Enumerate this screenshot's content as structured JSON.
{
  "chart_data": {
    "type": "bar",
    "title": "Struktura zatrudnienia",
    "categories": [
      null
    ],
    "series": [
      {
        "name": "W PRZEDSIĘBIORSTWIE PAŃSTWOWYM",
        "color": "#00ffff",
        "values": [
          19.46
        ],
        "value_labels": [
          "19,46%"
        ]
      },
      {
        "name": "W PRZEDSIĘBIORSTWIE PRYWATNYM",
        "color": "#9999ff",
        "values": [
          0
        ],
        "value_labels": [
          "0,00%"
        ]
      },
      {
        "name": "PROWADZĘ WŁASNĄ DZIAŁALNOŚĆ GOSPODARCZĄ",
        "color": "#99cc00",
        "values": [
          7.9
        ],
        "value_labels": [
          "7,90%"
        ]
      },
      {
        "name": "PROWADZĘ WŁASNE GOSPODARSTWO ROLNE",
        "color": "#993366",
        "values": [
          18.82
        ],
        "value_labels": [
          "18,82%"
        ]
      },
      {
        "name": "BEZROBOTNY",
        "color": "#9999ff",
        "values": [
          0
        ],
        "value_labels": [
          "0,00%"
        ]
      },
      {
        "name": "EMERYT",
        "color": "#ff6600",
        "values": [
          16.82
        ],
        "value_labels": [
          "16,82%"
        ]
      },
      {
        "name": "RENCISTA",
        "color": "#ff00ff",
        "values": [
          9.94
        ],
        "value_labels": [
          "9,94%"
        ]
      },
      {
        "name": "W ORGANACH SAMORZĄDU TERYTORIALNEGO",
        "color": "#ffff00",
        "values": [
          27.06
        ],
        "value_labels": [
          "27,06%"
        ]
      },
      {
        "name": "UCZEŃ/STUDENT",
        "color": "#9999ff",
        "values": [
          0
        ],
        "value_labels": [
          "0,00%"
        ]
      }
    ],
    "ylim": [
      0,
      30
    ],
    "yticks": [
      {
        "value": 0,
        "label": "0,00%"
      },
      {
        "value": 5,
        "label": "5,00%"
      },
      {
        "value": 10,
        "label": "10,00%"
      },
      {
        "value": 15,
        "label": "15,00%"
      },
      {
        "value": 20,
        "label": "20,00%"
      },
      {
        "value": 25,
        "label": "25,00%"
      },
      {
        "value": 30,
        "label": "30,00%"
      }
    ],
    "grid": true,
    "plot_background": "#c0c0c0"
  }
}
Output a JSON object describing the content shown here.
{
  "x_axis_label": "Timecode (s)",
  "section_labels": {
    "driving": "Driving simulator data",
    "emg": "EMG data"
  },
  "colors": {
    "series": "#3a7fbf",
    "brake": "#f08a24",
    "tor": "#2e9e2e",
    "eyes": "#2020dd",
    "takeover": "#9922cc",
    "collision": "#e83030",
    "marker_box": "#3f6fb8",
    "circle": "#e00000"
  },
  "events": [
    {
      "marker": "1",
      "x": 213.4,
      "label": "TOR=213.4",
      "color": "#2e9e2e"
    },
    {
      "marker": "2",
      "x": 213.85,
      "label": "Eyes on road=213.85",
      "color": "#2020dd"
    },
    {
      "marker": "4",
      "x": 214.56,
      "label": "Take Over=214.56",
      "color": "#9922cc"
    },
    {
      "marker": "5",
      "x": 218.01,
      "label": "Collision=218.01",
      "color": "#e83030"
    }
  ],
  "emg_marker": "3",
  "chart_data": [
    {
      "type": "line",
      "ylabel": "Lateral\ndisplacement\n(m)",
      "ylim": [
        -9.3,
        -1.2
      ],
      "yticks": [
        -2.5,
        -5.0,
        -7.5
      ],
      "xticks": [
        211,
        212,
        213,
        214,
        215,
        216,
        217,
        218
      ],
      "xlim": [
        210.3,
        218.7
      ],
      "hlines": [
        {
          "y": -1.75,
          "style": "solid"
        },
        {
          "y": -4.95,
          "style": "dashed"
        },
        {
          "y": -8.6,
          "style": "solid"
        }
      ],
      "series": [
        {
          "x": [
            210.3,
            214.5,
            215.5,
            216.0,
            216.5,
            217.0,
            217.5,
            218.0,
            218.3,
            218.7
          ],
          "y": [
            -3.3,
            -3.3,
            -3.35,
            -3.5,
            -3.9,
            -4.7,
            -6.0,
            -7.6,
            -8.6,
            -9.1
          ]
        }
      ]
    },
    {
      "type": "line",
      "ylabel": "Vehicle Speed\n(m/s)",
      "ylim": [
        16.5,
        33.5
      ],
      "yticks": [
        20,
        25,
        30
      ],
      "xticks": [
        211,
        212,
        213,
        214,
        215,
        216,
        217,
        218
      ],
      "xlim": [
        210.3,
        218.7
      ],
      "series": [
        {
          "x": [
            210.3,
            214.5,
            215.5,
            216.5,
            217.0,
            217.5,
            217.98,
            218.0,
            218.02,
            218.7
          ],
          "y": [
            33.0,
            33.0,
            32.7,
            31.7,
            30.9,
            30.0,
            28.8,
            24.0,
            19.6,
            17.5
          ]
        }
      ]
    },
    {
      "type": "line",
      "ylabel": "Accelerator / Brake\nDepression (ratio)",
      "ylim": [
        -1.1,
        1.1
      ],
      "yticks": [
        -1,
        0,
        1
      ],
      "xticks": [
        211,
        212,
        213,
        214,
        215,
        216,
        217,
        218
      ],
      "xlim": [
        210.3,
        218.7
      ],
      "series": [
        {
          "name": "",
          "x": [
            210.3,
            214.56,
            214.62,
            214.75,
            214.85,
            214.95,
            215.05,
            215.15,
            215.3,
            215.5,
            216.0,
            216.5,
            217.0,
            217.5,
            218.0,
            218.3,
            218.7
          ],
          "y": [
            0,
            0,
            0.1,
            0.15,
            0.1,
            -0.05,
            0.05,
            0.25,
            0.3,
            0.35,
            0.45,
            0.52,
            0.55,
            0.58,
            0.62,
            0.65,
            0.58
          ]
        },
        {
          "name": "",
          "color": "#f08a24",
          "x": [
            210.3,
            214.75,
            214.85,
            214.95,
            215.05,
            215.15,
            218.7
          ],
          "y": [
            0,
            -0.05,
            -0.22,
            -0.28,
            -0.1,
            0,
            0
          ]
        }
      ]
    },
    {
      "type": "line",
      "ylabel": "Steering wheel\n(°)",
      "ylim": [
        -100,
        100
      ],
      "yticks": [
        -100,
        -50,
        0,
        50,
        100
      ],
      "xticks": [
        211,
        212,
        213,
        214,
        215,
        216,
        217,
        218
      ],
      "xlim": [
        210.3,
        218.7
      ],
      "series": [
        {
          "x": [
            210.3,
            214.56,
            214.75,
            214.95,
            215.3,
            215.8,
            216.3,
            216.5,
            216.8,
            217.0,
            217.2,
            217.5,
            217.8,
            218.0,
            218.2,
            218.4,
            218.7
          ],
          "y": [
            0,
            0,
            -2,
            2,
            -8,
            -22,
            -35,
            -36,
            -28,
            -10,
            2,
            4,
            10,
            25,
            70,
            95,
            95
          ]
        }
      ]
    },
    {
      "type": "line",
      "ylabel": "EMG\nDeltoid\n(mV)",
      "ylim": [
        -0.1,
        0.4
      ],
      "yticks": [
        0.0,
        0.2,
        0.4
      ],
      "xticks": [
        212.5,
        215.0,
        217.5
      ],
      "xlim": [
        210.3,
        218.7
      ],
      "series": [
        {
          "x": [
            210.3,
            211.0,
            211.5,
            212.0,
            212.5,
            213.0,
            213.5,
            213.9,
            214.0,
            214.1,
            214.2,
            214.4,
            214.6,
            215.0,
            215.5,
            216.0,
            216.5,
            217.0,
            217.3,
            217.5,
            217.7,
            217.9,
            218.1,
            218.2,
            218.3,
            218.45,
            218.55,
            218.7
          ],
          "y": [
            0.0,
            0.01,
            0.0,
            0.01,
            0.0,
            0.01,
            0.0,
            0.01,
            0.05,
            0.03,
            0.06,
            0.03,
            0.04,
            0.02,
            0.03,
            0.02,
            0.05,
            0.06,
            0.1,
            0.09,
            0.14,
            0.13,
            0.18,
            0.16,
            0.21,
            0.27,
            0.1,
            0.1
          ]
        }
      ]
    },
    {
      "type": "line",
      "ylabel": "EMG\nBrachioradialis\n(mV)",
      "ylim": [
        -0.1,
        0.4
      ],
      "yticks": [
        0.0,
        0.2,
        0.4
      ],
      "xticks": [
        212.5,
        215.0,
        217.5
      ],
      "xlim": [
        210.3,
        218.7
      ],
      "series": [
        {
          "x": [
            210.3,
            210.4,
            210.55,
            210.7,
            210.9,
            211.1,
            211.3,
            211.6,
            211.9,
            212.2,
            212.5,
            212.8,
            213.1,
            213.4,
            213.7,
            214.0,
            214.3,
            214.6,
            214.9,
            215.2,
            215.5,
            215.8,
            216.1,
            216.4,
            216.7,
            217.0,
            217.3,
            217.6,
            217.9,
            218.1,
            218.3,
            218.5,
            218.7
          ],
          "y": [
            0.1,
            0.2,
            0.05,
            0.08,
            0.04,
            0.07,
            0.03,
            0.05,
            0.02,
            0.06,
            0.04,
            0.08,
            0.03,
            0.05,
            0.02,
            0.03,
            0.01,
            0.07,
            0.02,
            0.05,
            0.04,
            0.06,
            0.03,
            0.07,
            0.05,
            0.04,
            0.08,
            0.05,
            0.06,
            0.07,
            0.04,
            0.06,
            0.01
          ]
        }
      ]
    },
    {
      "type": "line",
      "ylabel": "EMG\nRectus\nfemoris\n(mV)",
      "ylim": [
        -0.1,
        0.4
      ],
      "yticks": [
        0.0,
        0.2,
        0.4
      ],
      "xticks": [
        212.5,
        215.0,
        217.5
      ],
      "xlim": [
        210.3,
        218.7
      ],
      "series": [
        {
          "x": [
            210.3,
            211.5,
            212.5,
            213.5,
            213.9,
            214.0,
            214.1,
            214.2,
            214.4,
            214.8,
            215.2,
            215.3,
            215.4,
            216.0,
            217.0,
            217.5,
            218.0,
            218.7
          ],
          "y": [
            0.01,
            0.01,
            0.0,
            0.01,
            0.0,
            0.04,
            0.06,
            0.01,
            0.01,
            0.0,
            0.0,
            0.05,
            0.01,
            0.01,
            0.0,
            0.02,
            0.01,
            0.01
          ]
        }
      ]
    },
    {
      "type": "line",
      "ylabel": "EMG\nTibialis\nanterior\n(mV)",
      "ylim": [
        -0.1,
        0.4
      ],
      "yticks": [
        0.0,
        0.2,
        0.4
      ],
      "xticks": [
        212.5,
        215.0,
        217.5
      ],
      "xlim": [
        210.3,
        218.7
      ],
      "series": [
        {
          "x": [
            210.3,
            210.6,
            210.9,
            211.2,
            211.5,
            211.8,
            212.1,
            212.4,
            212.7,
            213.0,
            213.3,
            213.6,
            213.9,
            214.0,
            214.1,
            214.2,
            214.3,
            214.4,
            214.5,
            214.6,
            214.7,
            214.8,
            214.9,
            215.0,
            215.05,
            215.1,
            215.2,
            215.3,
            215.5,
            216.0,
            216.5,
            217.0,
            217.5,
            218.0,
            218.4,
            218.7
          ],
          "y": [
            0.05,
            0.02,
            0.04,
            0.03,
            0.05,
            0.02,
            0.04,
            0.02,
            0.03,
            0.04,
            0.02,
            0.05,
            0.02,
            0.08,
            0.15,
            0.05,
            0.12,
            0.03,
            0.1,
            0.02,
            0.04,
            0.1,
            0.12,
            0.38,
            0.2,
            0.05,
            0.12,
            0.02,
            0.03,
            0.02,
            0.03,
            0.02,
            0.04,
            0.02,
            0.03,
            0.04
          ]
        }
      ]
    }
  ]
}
┄┄┄┄┄┄
In the entries above, locate every line with the word "PRZEDSIĘBIORSTWIE" and copy it.

## Response for this exercise
        "name": "W PRZEDSIĘBIORSTWIE PAŃSTWOWYM",
        "name": "W PRZEDSIĘBIORSTWIE PRYWATNYM",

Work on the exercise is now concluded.